* **Görev**
Sıfır Gıda Atığı zirvesini anlatan metne göre Liderler Ağı ilk toplantısını hangi tarihte ve nerede yaptı?

* **Belge bölümü**
--------------------------------

TGDF Sıfır Gıda Atığı Liderler Ağı Zirvesi Ankara'da yapıldı

TGDF Sıfır Gıda Atığı Liderler Ağı Zirvesi Ankara'da yapıldı

TGDF Sıfır Gıda Atığı Liderler Ağı Zirvesi Ankara’da yapıldı

Ülkemizde gıda kayıp ve atıklarının önüne geçilmesini hedefleyen TGDF Sıfır Gıda Atığı Liderler Ağı, ilk toplantısını NETLOG sponsorluğunda gerçekleştirdi. Kamu, sektör ve akademiden temsilcilerin katıldığı toplantıda çağımızın en önemli problemine çözüm önerileri paylaşılarak işbirliği fırsatları değerlendirildi.

Dünyanın en büyük problemlerinden gıda kayıp ve atıkları konusunda, Türkiye’de de ciddi bir girişim başlatmayı amaçlayan Sıfır Gıda Atığı Liderler Ağı, ilk toplantısını 10 Ekim 2018’de Ankara Point Otel’de düzenledi.

Türkiye Gıda ve İçecek Sanayii Dernekleri Federasyonu (TGDF) tarafından NETLOG sponsorluğunda organize edilen toplantıya gıda tedarik zincirinin kamu, özel sektör ve akademi ayağından birçok temsilci katıldı.

Açılış konuşmalarını Türk-Alman Üniversitesi’nden Dr. Yaşanur Kayıkcı ile TGDF’den İlknur Menlik’in yaptığı toplantıda öncelikle “Sıfır Gıda Atığı” kavramının tanımı yapılarak bu hedefe ulaşmanın zorlukları ve bu zorlukların üstesinden gelmek amacıyla izlenebilecek yöntemler paylaşıldı.

--------------------------------

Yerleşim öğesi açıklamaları

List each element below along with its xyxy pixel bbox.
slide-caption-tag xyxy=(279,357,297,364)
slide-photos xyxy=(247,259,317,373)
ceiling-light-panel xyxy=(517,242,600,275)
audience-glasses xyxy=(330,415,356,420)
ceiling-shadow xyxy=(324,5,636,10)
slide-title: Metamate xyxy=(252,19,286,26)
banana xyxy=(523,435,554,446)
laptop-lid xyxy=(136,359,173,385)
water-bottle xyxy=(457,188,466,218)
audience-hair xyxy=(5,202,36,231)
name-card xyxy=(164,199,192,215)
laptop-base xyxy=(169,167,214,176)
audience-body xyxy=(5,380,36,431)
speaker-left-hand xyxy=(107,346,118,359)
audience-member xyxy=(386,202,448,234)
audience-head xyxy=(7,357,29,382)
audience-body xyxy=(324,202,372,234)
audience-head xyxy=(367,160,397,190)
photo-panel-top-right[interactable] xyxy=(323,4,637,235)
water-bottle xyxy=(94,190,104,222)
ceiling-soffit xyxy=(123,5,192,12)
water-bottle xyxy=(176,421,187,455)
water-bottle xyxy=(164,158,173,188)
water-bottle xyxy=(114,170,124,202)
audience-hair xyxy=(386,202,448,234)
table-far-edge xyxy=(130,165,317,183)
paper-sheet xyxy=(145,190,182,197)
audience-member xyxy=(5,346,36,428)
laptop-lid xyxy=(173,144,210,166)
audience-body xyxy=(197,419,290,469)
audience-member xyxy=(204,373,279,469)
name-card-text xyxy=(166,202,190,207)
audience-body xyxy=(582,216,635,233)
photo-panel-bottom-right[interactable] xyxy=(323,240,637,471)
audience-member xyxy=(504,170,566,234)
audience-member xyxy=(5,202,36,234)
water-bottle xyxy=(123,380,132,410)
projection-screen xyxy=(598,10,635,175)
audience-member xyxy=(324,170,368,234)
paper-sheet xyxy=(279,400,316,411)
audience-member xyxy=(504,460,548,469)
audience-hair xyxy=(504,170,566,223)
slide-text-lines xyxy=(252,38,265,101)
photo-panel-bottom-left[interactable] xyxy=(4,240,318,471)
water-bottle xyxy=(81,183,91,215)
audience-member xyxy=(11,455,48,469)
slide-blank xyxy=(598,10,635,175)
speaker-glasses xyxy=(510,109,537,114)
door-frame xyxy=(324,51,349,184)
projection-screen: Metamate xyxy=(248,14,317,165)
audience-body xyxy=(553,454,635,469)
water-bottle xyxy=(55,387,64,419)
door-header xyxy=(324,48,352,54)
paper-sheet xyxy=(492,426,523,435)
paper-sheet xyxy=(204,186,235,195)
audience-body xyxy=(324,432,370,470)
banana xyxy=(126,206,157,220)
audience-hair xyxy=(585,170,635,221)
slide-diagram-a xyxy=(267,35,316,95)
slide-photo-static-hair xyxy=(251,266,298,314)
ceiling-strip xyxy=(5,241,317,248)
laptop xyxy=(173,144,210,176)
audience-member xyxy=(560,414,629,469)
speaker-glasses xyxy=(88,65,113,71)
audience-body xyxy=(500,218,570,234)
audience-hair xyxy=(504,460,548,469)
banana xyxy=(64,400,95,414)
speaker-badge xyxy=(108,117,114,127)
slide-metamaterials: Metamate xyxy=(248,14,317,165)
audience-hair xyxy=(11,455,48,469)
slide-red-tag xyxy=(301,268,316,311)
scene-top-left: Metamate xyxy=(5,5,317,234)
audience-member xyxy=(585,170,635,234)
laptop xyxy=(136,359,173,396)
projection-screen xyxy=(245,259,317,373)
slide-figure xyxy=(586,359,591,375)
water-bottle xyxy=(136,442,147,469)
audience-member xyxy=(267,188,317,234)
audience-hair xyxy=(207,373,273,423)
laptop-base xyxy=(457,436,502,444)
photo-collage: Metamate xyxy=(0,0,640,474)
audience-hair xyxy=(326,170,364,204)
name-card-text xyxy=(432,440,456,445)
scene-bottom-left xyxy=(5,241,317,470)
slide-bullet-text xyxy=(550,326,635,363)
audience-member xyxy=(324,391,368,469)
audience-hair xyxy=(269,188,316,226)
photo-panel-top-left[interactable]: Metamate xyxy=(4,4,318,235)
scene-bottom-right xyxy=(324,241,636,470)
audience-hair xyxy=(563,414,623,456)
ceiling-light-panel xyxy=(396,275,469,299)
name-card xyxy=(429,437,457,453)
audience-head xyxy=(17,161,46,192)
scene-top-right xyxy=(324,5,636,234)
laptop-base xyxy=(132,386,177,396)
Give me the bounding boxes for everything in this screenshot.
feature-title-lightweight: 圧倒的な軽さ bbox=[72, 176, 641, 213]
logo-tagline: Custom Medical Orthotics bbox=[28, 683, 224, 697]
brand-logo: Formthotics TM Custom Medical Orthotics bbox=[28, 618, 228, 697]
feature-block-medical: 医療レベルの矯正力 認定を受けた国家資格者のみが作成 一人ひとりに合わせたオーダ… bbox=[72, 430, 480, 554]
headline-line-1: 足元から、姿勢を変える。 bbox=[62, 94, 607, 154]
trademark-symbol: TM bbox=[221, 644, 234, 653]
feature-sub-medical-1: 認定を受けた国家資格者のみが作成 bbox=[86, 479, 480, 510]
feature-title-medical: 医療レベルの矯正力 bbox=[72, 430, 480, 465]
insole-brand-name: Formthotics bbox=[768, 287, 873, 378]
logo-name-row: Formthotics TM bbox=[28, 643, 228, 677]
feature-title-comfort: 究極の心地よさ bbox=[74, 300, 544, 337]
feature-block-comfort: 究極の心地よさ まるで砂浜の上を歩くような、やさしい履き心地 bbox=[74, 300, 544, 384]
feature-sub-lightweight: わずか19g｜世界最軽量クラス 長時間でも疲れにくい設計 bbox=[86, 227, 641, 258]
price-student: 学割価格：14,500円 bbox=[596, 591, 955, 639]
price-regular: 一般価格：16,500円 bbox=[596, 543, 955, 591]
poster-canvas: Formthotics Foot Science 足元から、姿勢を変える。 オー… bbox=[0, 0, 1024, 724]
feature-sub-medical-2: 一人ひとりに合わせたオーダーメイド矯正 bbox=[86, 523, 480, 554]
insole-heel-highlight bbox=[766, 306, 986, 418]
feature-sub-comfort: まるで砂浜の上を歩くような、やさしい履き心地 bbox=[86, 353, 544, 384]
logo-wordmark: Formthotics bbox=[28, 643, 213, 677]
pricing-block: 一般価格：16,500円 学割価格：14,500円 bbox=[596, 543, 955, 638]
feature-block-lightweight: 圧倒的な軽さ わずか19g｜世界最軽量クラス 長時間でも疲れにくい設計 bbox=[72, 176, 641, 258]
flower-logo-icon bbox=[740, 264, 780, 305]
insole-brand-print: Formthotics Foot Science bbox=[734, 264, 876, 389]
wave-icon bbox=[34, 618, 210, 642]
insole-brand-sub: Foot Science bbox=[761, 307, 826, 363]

--------------------------------

* **Alıştırma çözümü**
10 Ekim 2018'de Ankara Point Otel'de.